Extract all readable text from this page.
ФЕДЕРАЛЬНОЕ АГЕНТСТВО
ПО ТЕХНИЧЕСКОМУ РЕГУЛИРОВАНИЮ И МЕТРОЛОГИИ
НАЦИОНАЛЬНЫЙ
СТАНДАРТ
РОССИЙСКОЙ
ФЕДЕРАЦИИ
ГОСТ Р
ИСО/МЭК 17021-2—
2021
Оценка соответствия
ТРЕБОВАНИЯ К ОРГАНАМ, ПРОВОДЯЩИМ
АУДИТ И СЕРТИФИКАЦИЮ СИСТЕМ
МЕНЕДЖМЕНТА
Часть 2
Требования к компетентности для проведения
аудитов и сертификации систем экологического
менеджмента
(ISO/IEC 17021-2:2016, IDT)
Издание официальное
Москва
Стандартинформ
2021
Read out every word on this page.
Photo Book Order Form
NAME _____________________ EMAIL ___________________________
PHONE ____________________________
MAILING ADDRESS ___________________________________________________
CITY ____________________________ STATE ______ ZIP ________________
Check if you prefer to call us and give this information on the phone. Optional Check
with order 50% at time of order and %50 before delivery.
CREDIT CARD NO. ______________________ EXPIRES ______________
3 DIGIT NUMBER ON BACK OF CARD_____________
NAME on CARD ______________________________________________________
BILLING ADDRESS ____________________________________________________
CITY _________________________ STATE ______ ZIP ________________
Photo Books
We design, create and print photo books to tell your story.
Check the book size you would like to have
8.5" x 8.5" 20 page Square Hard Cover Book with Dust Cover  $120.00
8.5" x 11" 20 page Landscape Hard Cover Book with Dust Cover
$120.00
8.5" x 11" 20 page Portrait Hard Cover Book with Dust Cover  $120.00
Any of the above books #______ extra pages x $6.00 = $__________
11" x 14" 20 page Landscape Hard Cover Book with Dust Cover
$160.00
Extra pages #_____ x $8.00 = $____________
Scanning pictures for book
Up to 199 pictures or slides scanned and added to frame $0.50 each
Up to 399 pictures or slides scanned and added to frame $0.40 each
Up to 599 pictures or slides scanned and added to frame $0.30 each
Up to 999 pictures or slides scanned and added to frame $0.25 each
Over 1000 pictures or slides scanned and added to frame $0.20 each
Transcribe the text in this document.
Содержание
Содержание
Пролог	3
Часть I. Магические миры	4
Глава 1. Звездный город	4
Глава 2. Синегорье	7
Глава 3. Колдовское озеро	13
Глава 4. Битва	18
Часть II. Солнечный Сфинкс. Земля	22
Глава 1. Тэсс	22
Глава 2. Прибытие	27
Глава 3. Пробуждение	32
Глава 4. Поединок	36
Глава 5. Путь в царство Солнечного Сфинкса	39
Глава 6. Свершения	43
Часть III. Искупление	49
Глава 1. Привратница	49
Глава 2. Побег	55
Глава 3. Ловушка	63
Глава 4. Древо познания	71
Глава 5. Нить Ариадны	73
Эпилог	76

::::

**TASK STATEMENT**
Reproduce each record exactly, leaving nothing out.

**REPLY TO THE EXERCISE**
Extract all readable text from this page.
ФЕДЕРАЛЬНОЕ АГЕНТСТВО
ПО ТЕХНИЧЕСКОМУ РЕГУЛИРОВАНИЮ И МЕТРОЛОГИИ
НАЦИОНАЛЬНЫЙ
СТАНДАРТ
РОССИЙСКОЙ
ФЕДЕРАЦИИ
ГОСТ Р
ИСО/МЭК 17021-2—
2021
Оценка соответствия
ТРЕБОВАНИЯ К ОРГАНАМ, ПРОВОДЯЩИМ
АУДИТ И СЕРТИФИКАЦИЮ СИСТЕМ
МЕНЕДЖМЕНТА
Часть 2
Требования к компетентности для проведения
аудитов и сертификации систем экологического
менеджмента
(ISO/IEC 17021-2:2016, IDT)
Издание официальное
Москва
Стандартинформ
2021
Read out every word on this page.
Photo Book Order Form
NAME _____________________ EMAIL ___________________________
PHONE ____________________________
MAILING ADDRESS ___________________________________________________
CITY ____________________________ STATE ______ ZIP ________________
Check if you prefer to call us and give this information on the phone. Optional Check
with order 50% at time of order and %50 before delivery.
CREDIT CARD NO. ______________________ EXPIRES ______________
3 DIGIT NUMBER ON BACK OF CARD_____________
NAME on CARD ______________________________________________________
BILLING ADDRESS ____________________________________________________
CITY _________________________ STATE ______ ZIP ________________
Photo Books
We design, create and print photo books to tell your story.
Check the book size you would like to have
8.5" x 8.5" 20 page Square Hard Cover Book with Dust Cover  $120.00
8.5" x 11" 20 page Landscape Hard Cover Book with Dust Cover
$120.00
8.5" x 11" 20 page Portrait Hard Cover Book with Dust Cover  $120.00
Any of the above books #______ extra pages x $6.00 = $__________
11" x 14" 20 page Landscape Hard Cover Book with Dust Cover
$160.00
Extra pages #_____ x $8.00 = $____________
Scanning pictures for book
Up to 199 pictures or slides scanned and added to frame $0.50 each
Up to 399 pictures or slides scanned and added to frame $0.40 each
Up to 599 pictures or slides scanned and added to frame $0.30 each
Up to 999 pictures or slides scanned and added to frame $0.25 each
Over 1000 pictures or slides scanned and added to frame $0.20 each
Transcribe the text in this document.
Содержание
Содержание
Пролог	3
Часть I. Магические миры	4
Глава 1. Звездный город	4
Глава 2. Синегорье	7
Глава 3. Колдовское озеро	13
Глава 4. Битва	18
Часть II. Солнечный Сфинкс. Земля	22
Глава 1. Тэсс	22
Глава 2. Прибытие	27
Глава 3. Пробуждение	32
Глава 4. Поединок	36
Глава 5. Путь в царство Солнечного Сфинкса	39
Глава 6. Свершения	43
Часть III. Искупление	49
Глава 1. Привратница	49
Глава 2. Побег	55
Глава 3. Ловушка	63
Глава 4. Древо познания	71
Глава 5. Нить Ариадны	73
Эпилог	76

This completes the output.